== 作業内容 ==
(a) 提示文に基づき、次の問いに答えよ。
(i) 症例対照研究は米国の何州で実施されたか。
(ii) 研究対象となった医療従事者は合計何人か。
(iii) COVID-19に対する2価用量のVEは全体として何%か。
(b) 提示文で、推定値の調整に用いられた項目をすべて挙げよ。
(c) 提示文の一文「2価のmRNA COVID-19ワクチンは、米国の医療従事者において、当初はCOVID-19に対して約55%の予防効果を示した。」を英語に訳してください。

== 提示文 ==
--- --- ---
米国医療従事者における症候性SARS-CoV-2感染に対する2価mRNAワクチンの有効性(2022年9月~2023年5月)。
アブストラクト
背景:2022年9月から2価のmRNAワクチンが推奨されている。しかし、最近のワクチン接種によるカバー率は限定的であり、症候性SARS-CoV-2感染(COVID-19)に対する二価ワクチンのVEの確実な推定値はほとんどない。われわれは、過去に1価のmRNAワクチンを接種したことのある適格な米国の医療従事者を対象に、COVID-19に対する2価のmRNAワクチンのVEを推定した。
方法:米国22州で症例対照研究を実施し、2022年9月~2023年5月にCOVID-19を有する医療従事者(症例参加者)またはCOVID-19を有さない医療従事者(対照参加者)を登録した。参加者は、2~4回の1価(祖先株)mRNAワクチンの接種を受けており、直近のワクチン接種から67日以上経過している場合に、2価mRNA投与の適格者とみなされた。条件付きロジスティック回帰を用いて、地域と4週間の暦期間によるマッチングを考慮し、二価mRNA用量のVEを推定した。推定値は、年齢層、性別、人種および民族、教育レベル、基礎的健康状態、地域COVID-19曝露、SARS-CoV-2感染歴、および最後の1価mRNA投与からの日数で調整した。
結果:3,647人の医療従事者のうち、1,528人が症例参加者、2,119人が対照参加者となった。1,234人(33.8%)が2価mRNAの投与を中央値93日前に受けていた。全体として、COVID-19に対する2価用量のVEは34.1%(95%信頼区間、22.6%-43.9%)であり、製品、最後の1価用量の投与からの日数、過去の投与回数、年齢層、基礎疾患の有無によって同程度であった。しかし、VEは7~59日後に54.8%(95%CI、40.7%~65.6%)から60日以上後には21.6%(95%CI、5.6%~34.9%)に低下した。
結論:2価のmRNA COVID-19ワクチンは、米国の医療従事者において、当初はCOVID-19に対して約55%の予防効果を示した。しかし、防御率は2ヵ月後には低下した。これらの所見は、COVID-19ワクチンを接種し続けることで、症候性SARS-CoV-2感染に対する中等度の初期防御が得られることを示している。
--- --- ---
== データ記録 ==
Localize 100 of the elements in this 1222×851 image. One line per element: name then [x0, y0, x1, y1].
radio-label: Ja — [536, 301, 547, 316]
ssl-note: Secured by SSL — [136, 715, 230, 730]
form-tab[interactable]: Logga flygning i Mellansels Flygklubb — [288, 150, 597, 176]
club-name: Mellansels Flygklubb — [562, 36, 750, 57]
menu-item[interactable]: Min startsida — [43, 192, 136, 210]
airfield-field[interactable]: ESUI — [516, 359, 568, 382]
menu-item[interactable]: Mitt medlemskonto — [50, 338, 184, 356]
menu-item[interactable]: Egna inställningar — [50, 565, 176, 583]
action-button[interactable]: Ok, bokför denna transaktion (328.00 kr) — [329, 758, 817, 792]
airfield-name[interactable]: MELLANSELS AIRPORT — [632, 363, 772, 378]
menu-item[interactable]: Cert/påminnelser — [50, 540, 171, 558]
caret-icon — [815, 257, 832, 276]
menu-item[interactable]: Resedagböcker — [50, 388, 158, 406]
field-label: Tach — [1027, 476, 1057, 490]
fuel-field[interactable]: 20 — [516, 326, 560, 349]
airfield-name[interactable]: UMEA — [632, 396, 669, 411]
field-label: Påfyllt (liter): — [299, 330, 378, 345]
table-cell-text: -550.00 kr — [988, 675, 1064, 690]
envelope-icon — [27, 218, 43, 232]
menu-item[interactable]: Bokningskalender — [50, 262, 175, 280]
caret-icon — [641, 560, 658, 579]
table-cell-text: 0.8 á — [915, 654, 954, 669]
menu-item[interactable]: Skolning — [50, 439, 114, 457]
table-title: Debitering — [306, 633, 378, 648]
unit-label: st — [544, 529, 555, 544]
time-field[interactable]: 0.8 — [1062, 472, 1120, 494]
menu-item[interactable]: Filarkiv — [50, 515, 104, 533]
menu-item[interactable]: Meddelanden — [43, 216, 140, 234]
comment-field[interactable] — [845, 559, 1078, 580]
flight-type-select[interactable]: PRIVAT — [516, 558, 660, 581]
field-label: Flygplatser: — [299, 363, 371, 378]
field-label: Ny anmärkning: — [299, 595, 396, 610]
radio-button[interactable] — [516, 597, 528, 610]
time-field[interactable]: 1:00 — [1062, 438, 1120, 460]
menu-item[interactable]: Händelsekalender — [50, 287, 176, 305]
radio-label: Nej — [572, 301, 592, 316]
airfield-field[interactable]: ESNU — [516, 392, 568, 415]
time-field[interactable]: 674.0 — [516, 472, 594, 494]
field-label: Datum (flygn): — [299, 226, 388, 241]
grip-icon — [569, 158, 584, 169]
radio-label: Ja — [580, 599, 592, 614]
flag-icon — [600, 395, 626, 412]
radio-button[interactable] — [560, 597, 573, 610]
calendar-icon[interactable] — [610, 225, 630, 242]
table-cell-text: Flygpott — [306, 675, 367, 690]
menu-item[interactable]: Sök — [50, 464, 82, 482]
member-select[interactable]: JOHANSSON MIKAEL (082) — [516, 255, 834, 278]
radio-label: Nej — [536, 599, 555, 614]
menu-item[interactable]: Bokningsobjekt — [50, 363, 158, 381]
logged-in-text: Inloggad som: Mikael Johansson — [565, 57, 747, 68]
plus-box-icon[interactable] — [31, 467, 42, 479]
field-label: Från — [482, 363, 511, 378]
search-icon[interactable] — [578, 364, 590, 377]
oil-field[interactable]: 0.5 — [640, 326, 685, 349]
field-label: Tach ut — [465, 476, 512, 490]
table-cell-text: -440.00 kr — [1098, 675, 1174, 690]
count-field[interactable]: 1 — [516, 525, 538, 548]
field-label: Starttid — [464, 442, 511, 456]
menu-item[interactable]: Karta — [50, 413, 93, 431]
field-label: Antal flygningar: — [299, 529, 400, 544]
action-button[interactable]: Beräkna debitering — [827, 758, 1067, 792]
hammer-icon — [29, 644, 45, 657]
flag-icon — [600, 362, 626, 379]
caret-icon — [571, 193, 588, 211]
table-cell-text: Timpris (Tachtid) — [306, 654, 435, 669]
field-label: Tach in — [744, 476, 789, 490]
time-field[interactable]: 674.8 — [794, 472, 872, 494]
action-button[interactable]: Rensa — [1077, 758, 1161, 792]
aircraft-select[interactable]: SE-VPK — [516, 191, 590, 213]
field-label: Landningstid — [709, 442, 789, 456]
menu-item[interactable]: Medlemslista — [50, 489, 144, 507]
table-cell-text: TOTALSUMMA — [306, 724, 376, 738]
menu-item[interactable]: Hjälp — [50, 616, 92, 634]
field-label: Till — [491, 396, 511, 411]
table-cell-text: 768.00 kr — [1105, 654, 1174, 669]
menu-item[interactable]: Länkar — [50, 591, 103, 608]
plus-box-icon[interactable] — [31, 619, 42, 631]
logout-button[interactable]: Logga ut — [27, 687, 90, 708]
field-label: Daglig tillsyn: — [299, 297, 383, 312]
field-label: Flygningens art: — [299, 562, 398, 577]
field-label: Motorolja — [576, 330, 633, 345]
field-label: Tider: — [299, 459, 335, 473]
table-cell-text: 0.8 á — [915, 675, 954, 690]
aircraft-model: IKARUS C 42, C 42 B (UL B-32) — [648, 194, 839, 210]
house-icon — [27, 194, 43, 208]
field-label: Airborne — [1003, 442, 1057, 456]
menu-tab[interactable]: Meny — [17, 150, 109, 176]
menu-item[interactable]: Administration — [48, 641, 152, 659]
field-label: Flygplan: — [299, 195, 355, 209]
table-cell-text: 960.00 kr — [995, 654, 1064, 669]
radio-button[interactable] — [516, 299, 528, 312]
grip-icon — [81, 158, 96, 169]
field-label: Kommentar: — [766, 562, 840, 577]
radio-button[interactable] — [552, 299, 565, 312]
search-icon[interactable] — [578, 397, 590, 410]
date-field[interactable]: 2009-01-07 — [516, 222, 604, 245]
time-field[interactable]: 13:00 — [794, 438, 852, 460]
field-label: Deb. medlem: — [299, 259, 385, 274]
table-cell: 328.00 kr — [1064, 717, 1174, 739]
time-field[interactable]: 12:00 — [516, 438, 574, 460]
--- --- ---
== 各作業の回答 ==
(a)
(i) 22州
(ii) 3,647人
(iii) 34.1%(95%信頼区間、22.6%-43.9%)

(b) 年齢層、性別、人種および民族、教育レベル、基礎的健康状態、地域COVID-19曝露、SARS-CoV-2感染歴、最後の1価mRNA投与からの日数

(c) Bivalent mRNA COVID-19 vaccines initially provided approximately 55% protection against COVID-19 among US health care workers.